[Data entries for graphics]
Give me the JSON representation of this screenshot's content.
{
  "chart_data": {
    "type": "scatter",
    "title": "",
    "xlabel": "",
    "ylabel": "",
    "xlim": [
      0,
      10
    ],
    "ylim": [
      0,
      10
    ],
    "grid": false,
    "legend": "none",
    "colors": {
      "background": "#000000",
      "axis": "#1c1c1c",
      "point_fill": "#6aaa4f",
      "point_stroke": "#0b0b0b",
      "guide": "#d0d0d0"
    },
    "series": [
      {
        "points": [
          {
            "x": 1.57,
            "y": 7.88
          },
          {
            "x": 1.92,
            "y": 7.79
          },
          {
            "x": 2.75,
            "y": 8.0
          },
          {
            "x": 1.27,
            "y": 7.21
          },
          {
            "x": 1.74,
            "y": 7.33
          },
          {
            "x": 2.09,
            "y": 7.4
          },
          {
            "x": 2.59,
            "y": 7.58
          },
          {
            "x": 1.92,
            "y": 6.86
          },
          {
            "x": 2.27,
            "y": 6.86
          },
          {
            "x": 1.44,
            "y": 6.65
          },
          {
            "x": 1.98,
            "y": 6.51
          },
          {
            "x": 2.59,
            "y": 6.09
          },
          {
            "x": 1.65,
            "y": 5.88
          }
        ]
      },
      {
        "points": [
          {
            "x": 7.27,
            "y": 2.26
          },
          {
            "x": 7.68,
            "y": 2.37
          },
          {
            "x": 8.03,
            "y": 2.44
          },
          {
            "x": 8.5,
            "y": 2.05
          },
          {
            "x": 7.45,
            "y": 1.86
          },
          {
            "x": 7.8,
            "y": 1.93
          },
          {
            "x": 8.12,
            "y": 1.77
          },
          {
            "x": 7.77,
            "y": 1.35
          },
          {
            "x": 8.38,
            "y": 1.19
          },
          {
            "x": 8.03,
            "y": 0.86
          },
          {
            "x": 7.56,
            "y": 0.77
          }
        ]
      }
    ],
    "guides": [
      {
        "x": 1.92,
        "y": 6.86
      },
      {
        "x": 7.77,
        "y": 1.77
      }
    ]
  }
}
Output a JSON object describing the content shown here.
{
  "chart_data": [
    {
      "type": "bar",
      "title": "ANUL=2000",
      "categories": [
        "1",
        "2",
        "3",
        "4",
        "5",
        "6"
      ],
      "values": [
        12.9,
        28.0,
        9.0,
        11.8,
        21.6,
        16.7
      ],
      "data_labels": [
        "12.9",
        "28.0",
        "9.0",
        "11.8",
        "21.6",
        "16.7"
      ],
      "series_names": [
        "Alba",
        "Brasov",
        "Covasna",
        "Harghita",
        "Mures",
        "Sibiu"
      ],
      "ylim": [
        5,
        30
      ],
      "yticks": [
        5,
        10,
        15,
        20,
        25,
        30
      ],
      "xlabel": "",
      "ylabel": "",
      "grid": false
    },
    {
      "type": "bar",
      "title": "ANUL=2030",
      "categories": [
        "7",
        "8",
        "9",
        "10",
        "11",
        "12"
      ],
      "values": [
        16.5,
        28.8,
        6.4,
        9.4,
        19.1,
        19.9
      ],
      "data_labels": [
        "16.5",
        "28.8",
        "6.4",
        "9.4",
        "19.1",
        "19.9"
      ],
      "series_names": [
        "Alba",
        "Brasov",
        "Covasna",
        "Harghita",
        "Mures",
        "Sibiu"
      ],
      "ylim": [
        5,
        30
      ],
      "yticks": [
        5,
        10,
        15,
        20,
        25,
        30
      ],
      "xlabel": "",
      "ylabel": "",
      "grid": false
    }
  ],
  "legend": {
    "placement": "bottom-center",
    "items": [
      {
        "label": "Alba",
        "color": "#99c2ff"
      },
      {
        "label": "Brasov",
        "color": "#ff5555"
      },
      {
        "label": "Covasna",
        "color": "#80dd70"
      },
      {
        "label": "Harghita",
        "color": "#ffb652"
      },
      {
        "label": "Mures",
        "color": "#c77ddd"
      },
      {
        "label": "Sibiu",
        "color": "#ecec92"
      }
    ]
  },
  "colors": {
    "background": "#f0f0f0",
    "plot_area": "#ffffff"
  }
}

## [Written request]
Using the listing above, locate the lines that hold "content" and copy each one.

## [Solution for this task]
Give me the JSON representation of this screenshot's content.
Output a JSON object describing the content shown here.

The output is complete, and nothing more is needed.